[PROMPT]:
Find the string "placeholder" in the data, then copy every line where it is found.

[PROVIDED ENTRIES]:
#####

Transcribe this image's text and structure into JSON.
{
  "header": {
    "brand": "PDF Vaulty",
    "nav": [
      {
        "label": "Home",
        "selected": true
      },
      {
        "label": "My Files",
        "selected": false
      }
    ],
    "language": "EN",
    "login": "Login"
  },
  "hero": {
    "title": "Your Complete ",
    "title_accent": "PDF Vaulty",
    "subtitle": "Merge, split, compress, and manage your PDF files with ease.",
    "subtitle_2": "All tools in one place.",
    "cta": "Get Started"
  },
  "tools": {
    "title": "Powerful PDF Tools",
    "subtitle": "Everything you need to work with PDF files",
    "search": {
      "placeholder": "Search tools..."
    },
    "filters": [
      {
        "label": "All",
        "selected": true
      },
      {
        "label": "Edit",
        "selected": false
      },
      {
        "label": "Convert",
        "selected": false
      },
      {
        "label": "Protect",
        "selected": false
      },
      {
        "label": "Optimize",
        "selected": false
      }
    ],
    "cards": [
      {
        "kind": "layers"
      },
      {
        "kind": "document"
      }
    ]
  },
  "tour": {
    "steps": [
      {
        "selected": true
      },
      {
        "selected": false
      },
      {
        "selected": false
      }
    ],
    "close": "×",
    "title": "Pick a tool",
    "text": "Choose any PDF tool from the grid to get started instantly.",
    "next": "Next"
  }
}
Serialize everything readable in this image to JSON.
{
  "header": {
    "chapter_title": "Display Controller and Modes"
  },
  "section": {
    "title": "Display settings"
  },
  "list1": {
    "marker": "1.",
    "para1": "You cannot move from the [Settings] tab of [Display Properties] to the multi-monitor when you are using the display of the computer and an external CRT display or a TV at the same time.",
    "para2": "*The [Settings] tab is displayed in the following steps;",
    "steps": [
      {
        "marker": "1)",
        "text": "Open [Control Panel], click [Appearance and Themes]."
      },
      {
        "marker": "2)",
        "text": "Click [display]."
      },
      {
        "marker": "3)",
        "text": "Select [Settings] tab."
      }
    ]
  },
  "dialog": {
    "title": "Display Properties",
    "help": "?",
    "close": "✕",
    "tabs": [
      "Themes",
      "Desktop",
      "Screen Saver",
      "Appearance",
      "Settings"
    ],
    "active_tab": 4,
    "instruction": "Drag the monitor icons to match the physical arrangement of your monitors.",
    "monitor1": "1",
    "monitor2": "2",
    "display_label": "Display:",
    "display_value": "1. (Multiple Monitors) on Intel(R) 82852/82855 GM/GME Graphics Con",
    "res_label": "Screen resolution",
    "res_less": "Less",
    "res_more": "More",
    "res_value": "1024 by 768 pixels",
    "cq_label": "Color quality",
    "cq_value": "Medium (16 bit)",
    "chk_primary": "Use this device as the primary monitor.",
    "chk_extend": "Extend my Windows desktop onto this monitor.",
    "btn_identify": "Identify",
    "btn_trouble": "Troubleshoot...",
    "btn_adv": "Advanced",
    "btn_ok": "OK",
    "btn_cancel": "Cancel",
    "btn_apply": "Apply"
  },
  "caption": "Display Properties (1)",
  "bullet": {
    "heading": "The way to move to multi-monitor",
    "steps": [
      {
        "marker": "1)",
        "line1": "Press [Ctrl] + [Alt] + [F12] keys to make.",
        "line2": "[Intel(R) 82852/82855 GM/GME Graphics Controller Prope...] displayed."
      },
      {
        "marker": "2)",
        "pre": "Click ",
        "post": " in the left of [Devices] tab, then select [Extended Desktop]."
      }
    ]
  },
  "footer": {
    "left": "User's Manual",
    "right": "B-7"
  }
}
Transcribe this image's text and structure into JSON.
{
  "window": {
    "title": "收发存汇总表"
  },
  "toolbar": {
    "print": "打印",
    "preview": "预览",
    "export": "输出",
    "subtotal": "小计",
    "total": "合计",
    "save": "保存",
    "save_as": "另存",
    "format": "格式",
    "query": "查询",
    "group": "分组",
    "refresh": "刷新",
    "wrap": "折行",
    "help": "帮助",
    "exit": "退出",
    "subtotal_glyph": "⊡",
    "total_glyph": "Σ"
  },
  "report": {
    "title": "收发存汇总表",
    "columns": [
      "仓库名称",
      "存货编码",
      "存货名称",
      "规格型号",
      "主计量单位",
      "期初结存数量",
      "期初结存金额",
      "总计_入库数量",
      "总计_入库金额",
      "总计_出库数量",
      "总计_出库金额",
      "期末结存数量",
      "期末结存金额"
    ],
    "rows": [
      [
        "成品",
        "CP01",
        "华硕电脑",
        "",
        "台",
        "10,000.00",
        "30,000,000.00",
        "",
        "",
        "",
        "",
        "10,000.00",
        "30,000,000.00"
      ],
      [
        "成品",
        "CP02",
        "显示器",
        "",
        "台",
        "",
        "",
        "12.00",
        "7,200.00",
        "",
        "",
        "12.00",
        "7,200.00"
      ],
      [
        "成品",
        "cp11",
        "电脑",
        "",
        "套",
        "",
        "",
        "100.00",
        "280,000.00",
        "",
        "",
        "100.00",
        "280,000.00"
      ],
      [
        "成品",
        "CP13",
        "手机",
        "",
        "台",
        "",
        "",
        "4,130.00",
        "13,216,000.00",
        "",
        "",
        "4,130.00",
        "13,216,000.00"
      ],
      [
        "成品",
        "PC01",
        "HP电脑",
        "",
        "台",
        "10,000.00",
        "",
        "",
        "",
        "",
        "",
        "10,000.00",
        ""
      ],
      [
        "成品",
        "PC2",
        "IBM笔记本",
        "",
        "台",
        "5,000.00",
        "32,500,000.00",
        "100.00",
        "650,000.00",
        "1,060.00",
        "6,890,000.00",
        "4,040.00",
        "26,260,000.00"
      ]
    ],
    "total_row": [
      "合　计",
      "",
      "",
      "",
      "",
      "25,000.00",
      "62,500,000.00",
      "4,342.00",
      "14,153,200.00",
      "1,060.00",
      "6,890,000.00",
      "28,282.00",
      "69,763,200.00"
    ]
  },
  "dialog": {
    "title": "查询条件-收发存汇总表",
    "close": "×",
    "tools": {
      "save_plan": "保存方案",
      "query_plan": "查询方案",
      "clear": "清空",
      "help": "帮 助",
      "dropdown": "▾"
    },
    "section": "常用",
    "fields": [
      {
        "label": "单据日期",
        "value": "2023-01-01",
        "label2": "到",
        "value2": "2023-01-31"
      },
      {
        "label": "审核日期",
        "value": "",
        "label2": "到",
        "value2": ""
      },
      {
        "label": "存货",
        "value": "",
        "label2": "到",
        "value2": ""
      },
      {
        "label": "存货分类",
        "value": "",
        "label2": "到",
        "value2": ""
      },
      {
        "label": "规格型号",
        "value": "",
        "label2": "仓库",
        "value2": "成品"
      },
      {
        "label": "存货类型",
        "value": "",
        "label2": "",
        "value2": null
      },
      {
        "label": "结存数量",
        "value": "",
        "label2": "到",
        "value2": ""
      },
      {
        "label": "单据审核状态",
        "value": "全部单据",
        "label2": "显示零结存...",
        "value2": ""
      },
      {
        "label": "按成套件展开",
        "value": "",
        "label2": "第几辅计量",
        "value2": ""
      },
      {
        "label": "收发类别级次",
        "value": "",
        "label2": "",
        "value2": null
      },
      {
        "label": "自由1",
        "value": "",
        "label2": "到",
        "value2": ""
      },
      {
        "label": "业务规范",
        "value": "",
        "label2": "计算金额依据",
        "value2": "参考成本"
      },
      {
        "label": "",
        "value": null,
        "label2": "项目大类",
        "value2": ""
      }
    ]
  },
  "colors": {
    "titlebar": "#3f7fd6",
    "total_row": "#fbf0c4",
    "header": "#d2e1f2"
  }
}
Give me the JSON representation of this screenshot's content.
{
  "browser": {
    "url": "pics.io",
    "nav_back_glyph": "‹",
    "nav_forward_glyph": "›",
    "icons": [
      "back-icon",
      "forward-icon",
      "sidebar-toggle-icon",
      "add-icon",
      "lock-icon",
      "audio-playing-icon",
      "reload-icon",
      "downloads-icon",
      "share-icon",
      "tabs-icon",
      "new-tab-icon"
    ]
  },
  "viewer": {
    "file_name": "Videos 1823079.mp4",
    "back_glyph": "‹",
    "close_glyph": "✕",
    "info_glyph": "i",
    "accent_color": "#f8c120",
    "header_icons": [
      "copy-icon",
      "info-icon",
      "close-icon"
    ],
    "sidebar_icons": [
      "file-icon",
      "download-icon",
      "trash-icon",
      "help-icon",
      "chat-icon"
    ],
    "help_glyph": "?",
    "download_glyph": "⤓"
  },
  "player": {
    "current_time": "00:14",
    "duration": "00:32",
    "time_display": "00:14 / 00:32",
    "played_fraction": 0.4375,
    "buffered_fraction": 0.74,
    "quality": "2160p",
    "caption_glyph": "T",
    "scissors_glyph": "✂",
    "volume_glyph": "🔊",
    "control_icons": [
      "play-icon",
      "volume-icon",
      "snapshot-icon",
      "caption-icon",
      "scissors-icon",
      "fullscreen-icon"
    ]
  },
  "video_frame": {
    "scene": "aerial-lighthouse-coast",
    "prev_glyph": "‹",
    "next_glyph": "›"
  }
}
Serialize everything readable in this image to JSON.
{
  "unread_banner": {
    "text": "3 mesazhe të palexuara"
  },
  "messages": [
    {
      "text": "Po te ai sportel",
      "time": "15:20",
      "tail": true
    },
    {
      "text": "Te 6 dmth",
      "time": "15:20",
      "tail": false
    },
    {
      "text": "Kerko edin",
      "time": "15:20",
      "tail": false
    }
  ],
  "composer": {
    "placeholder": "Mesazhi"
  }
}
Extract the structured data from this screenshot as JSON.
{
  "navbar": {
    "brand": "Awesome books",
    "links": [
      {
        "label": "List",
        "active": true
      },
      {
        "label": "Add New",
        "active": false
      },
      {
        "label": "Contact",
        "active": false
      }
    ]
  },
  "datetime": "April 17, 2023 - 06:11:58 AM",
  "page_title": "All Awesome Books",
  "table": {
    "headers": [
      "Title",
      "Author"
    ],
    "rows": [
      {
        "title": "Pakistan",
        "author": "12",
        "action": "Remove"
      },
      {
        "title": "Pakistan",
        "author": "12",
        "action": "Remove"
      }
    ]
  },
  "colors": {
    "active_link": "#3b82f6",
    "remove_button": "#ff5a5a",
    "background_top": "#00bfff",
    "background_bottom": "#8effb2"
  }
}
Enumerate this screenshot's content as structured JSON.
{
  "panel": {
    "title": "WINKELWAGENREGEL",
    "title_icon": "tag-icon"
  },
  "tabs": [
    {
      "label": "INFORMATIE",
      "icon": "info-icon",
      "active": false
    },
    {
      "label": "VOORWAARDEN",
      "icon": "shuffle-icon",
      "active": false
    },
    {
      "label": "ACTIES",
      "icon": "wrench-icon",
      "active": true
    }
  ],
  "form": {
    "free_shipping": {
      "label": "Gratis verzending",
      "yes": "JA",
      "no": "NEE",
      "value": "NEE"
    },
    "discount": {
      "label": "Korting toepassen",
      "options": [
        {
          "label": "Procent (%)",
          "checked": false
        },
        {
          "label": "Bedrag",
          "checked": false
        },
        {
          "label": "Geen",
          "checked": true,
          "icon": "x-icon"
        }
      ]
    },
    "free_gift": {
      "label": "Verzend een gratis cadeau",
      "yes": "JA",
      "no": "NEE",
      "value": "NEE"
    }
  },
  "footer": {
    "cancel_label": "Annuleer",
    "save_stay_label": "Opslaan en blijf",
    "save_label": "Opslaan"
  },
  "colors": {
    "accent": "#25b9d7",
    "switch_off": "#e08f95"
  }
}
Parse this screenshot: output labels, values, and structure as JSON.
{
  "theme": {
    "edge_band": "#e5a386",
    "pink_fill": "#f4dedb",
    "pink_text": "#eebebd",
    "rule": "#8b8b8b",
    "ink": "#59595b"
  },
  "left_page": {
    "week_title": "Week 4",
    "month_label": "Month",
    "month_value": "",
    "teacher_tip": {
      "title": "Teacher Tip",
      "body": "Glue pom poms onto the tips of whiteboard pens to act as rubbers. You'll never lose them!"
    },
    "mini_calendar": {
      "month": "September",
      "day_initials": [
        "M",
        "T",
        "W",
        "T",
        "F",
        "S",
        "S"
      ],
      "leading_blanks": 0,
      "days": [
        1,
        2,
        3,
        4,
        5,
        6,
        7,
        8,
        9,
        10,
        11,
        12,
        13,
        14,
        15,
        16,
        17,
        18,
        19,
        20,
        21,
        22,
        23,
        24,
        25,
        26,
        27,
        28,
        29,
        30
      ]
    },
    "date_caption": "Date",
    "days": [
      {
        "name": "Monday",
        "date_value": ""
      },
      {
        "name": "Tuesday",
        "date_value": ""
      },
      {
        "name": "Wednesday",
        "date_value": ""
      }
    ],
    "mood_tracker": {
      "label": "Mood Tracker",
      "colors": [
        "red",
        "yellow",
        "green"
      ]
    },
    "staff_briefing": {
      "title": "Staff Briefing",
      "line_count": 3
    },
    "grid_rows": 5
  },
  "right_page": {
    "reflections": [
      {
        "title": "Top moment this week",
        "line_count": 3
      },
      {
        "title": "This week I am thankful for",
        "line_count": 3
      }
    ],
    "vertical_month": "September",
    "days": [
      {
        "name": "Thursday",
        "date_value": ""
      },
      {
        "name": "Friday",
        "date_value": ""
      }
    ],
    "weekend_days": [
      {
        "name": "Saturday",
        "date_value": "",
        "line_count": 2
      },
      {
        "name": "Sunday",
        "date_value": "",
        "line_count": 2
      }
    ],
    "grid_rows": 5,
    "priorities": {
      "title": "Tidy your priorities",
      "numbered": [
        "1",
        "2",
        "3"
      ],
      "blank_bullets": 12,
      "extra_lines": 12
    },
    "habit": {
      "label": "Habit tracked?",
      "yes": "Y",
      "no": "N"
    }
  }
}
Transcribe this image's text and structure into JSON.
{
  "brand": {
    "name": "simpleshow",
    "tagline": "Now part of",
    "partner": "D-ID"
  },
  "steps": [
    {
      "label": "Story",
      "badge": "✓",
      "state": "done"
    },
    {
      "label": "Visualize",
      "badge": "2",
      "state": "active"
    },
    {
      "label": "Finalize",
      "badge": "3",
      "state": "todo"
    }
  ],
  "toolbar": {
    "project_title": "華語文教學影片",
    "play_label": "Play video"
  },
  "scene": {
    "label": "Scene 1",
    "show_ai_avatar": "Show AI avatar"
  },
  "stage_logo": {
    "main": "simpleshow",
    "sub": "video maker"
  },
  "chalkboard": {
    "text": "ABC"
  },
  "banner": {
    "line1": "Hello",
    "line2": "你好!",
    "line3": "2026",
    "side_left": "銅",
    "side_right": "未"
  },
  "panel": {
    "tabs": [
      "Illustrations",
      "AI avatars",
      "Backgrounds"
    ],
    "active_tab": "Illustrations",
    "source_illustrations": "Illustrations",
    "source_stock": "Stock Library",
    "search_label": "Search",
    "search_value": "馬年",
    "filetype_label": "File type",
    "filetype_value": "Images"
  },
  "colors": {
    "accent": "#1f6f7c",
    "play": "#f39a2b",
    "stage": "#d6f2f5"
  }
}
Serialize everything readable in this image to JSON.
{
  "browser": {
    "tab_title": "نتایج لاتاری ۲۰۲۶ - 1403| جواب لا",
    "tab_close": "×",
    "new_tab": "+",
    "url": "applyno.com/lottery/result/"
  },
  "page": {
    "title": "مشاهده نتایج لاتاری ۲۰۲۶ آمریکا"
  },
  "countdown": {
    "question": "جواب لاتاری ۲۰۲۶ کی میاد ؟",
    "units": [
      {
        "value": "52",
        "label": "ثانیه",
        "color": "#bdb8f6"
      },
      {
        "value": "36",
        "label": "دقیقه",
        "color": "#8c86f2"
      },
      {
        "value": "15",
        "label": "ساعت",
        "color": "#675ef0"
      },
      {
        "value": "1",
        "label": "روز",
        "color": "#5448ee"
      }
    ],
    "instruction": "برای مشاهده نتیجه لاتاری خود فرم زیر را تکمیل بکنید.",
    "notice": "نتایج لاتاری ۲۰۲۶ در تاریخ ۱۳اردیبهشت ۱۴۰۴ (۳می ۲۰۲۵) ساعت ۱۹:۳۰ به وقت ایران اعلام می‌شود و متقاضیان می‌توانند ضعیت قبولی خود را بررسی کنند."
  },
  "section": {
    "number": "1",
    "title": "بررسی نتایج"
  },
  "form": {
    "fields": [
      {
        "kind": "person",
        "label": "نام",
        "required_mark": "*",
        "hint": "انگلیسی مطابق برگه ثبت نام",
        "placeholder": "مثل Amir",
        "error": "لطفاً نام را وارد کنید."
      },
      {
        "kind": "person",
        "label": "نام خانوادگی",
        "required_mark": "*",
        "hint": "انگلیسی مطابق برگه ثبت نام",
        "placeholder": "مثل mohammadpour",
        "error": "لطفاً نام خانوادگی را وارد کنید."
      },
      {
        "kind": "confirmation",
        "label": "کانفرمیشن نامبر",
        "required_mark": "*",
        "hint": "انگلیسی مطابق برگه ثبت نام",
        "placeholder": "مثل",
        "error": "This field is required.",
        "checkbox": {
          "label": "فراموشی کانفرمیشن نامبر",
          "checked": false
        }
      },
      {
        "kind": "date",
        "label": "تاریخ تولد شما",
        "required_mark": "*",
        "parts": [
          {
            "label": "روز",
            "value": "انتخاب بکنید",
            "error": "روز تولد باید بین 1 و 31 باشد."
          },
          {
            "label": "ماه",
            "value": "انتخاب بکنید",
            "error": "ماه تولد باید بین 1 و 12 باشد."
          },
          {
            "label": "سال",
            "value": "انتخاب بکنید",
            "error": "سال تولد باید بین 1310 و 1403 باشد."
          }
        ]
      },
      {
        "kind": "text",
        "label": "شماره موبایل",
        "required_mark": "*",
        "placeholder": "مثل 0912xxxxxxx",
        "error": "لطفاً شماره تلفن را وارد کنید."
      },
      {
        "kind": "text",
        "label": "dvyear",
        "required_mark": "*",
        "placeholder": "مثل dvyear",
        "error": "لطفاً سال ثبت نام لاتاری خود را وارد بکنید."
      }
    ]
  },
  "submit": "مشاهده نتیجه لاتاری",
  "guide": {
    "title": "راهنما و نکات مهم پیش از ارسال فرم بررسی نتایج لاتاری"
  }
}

#####

[OUTPUT FOR THIS EXERCISE]:
      "placeholder": "Search tools..."
    "placeholder": "Mesazhi"
        "placeholder": "مثل Amir",
        "placeholder": "مثل mohammadpour",
        "placeholder": "مثل",
        "placeholder": "مثل 0912xxxxxxx",
        "placeholder": "مثل dvyear",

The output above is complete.